## [TEXTO DEL DOCUMENTO]
<<<<
Ramsey Campbell y Adam Nevill: Podría hablarse de ellos en términos de gran Maestro y mejor alumno. En los Agradecimientos del libro de Nevill, el autor saluda a su Maestro como quien le franqueó la puerta al mundo editorial, y no sólo eso, también le dedicó la obra.
"Apartamento 16" de Adam Nevill y "Nazareth Hill" de Ramsey Campbell son dos obras bien insertas en el género de Terror, sobre departamentos y edificios malditos que guardan relación con un pasado de tormetos, locuras y terribles secretos. Si bien son dos historias muy distintas y con diferente desarrollo de personajes, también pueden establecerse algunos paralelismos interesantes, tales como la premisa de la que parten, pero sobre todo por el estilo narrativo de ambos, el ritmo y suspense.
En la novela de Campbell, la mansión antigua, tenebrosa y húmeda llamada Nazarill, es remodelada y reconvertida en un edificio de departamentos de lujo. Amy, una adolescente de relación difícil con su padre viudo, se muda con él a vivir allí y empieza a sufrir las consecuencias de un pasado aún latente de horrores y maldades. Esto la lleva a indagar sobre la historia de la mansión, descubriendo que antes, mucho antes, de ser un edificio administrativo, había sido una institución psiquiátrica, en una época apenas posterior a la caza de brujas. Allí se empleaban modernas técnicas, retorcidas por cierto, para curar a mujeres acusadas de poseer poderes de brujería o hechicería.
>>>>
## [CONSIGNA DE TRABAJO]
Continúa, por favor, el texto sobre las novelas de Campbell y Nevill a partir de su última oración.

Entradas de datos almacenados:
<<<<
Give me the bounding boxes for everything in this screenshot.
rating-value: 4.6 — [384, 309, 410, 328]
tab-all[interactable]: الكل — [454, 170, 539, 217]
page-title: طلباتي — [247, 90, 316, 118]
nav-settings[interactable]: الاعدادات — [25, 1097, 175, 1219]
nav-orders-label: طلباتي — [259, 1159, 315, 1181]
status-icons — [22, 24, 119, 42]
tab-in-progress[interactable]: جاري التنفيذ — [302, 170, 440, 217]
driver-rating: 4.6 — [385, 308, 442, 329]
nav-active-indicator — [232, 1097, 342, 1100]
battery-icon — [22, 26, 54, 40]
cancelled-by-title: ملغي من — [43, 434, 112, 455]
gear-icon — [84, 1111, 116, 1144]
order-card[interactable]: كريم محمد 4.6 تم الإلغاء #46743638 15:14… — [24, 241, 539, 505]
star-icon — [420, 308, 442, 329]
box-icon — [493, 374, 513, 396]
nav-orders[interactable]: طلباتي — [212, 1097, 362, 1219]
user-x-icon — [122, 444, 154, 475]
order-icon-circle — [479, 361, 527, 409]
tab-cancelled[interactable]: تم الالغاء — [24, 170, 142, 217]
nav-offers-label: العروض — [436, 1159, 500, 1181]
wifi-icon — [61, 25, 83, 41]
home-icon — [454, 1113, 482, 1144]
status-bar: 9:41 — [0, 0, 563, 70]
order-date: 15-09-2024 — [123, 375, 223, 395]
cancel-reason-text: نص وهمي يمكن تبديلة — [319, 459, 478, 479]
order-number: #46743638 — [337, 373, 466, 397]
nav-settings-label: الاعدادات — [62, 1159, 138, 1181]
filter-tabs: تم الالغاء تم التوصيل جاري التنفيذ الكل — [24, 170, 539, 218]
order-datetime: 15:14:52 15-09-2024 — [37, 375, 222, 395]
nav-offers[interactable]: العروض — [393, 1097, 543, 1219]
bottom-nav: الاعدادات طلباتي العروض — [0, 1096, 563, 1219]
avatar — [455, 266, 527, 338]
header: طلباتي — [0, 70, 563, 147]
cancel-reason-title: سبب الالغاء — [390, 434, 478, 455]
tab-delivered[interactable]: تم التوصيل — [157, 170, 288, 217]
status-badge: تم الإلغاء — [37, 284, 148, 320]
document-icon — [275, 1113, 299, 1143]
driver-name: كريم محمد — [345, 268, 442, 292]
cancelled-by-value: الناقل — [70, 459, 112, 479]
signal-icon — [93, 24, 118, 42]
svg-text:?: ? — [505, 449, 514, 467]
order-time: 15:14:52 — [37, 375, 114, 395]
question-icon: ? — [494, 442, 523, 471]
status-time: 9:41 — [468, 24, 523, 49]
>>>>
## [RESPUESTA ESCRITA]
Se desencadenan acontecimientos sobrenaturales inquietantes, aunque sutiles, que genera que inquilinos y propietarios se vayan marchando en silencio, negando la sensación de que allí habita algo más, para no pasar por locos. Se van marchando todos menos Amy y su padre, de quienes podría decirse que la casa se apodera o intenta hacerlo empujándolos hacia la locura, la esquizofrenia. Los rasgos de Amy de afirmación del problema, chocan con los de su padre, de negación, y además la gente empieza a pensar de ella que está desequilibrada psicológicamente. Le dicen loca. Todo esto irá conduciendo de a poco una relación padre - hija que ya era sinuosa, complicada, a hostil y violenta, hasta un desenlace terrible y espectacular.
En la contratapa de "Nazareth Hill" (La Factoría de Ideas - Solaris Colección de Terror Nº 1) dice: "Campbell escribe vívida y convincentemente sobre la existencia de lo diabólico" The Washington Post.
Lo mismo podría decirse de Nevill. Su novela mantiene el suspenso, la intriga, crea atmósferas de sofocamiento y tiene sus buenas dosis de terror puro y duro, que seguramente provocarán que el lector aparte la vista de las páginas y mire hacia los costados. La trama parece sencilla y clásica, pero está muy bien lograda y el autor sorprende con giros argumentales que la van complicando y poniendo cada vez más interesante.
La joven Apryl llega a Barrington House procedente de Estados Unidos. Ha heredado un departamento de su desconocida tía abuela Lillian, de quien se rumorea que estaba loca. Apryl se atrae por el pasado de ella de opulencia, pero devenido en desgracia y tragedia, y comienza una investigación que la conduce a vincularse con gente que hubiera conocido o admirara la obra de un inédito pintor de aquella época practicante de rituales oscuros y atormentado por demonios. Todas las personas que habían mantenido contacto con él o sus obras habían padecido el mismo destino que Lillian. Y ahora aquel poder del mal regresa, paralelamente a la llegada de Apryl al apartamento 16.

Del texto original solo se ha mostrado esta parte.